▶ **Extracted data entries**
** Begin **
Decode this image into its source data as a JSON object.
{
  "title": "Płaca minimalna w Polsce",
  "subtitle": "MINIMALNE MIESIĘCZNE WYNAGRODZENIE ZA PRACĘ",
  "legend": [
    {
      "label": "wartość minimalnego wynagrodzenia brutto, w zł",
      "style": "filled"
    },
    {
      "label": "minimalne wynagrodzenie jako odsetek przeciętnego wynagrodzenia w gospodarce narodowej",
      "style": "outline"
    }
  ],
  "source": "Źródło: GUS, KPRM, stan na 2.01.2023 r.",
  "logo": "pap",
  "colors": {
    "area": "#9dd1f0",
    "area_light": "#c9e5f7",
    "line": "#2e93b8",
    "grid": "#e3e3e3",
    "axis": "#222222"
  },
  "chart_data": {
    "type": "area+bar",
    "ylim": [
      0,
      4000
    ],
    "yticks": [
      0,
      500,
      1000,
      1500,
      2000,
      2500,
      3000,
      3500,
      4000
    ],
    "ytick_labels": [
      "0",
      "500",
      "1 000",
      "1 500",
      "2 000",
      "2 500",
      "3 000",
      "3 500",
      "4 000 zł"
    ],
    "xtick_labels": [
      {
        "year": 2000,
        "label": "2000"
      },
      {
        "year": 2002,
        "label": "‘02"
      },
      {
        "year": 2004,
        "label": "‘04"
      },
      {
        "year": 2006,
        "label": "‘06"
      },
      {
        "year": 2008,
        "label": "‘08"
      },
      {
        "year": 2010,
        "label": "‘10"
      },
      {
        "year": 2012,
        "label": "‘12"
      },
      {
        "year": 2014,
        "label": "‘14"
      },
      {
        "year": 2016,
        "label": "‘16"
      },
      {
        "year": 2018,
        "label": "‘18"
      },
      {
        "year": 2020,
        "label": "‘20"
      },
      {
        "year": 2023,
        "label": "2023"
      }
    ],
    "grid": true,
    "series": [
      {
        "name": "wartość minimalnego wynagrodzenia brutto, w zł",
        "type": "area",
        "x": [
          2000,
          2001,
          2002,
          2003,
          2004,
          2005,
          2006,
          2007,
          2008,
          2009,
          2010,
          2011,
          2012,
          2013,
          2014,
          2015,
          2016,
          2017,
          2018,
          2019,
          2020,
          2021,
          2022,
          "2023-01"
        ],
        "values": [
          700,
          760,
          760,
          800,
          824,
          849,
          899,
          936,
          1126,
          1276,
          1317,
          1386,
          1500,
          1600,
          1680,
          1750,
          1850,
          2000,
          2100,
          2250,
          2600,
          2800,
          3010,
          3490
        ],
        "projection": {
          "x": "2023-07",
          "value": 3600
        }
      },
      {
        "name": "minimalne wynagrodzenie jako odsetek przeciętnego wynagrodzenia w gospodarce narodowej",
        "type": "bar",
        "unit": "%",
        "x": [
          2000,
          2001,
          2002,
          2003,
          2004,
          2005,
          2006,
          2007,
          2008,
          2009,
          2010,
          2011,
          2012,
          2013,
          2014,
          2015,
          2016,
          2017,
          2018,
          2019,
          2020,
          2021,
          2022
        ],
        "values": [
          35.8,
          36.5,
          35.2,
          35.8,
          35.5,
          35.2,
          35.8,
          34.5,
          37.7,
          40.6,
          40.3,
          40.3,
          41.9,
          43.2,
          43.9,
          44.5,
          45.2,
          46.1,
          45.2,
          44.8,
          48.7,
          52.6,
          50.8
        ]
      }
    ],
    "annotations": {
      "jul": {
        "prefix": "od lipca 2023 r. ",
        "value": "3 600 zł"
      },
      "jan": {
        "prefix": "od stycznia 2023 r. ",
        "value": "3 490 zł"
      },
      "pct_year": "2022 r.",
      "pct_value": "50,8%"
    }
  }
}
** End **
** Begin **
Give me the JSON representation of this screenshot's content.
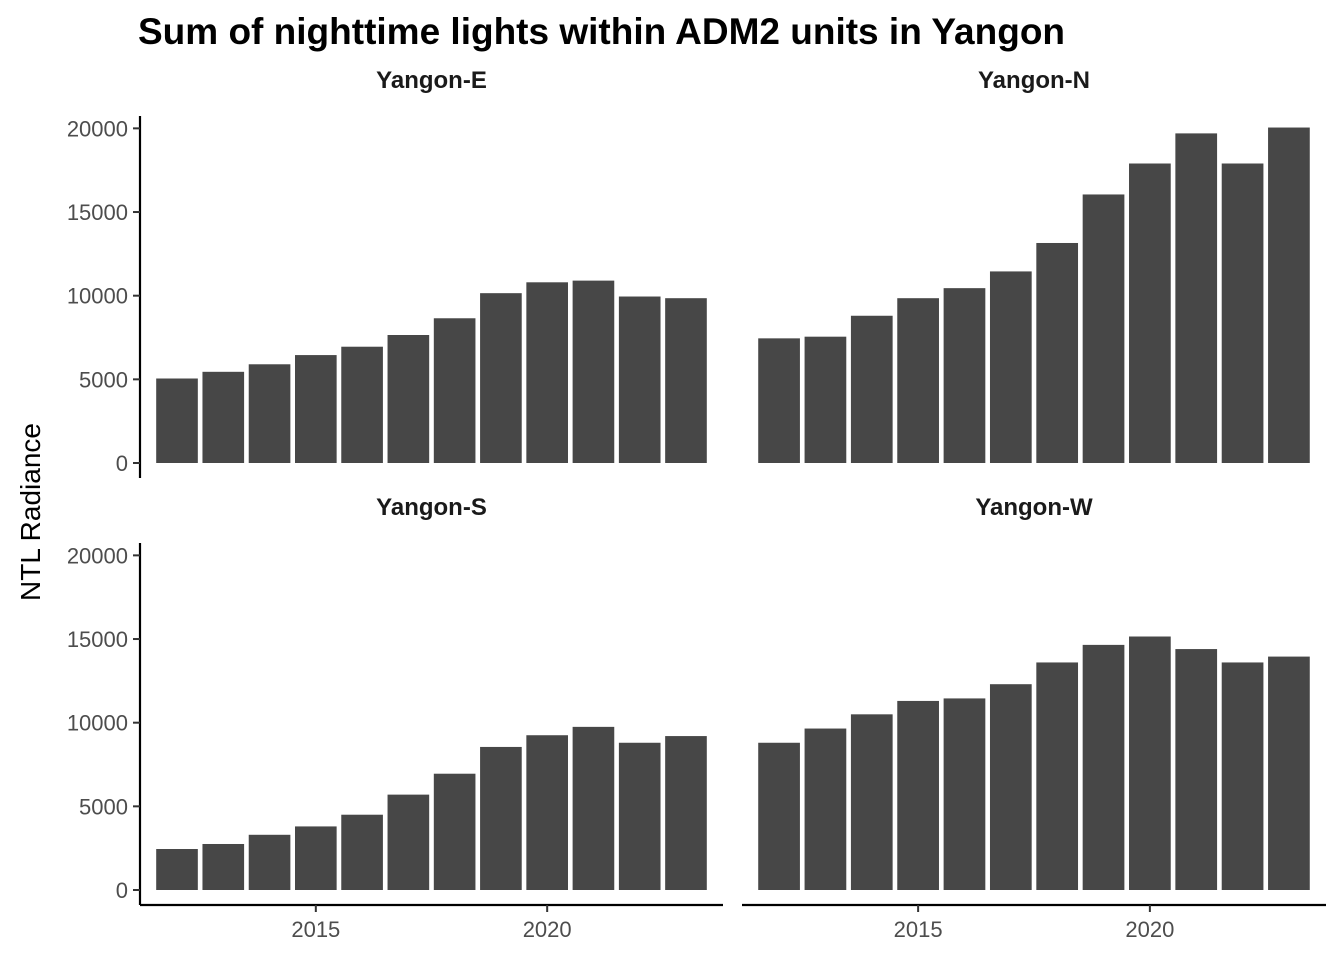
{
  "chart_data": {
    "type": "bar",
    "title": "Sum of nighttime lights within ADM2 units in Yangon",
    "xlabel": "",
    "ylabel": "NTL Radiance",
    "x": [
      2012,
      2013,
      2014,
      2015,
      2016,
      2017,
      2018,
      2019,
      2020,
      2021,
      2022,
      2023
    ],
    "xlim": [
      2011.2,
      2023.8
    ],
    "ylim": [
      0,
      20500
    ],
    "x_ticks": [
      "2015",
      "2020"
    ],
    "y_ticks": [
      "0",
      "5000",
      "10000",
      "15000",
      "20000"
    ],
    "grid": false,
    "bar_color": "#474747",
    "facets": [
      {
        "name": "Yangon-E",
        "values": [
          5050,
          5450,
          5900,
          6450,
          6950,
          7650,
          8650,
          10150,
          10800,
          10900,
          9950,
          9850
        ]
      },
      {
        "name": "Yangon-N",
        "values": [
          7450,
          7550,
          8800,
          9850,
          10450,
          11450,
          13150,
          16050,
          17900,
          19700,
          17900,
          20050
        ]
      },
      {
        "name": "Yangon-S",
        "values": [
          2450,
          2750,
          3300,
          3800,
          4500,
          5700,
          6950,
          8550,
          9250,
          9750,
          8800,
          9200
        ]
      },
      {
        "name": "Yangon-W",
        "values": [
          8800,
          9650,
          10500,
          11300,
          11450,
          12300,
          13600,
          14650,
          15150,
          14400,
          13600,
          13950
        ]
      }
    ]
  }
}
** End **
** Begin **
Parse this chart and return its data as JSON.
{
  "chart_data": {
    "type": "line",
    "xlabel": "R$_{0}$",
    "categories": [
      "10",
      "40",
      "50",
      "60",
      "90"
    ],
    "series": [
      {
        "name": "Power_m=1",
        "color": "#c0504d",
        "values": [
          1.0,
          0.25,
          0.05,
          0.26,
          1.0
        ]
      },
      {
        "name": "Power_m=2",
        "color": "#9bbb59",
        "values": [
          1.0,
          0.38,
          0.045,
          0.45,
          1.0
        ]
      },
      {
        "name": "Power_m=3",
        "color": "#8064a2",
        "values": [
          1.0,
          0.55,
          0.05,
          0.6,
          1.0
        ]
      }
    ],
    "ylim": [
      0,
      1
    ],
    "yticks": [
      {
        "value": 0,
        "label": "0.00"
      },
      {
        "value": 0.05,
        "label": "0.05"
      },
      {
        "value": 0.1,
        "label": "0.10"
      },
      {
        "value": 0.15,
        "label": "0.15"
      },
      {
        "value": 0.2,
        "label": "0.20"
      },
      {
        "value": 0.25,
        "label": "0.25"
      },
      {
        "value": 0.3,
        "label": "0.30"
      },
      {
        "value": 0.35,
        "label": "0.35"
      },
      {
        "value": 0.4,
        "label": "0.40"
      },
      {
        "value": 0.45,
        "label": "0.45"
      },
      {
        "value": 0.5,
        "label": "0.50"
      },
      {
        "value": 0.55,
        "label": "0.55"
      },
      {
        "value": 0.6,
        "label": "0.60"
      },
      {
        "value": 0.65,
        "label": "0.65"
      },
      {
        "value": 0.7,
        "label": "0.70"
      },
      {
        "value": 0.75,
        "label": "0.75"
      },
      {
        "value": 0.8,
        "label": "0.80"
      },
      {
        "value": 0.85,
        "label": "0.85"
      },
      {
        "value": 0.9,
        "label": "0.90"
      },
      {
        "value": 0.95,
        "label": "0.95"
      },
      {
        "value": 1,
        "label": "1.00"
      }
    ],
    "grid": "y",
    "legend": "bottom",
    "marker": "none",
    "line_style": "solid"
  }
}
** End **
▶ **Do this**
Pull out each line holding the string "grid".

▶ **Output of the task**
    "grid": "#e3e3e3",
    "grid": true,
    "grid": false,
    "grid": "y",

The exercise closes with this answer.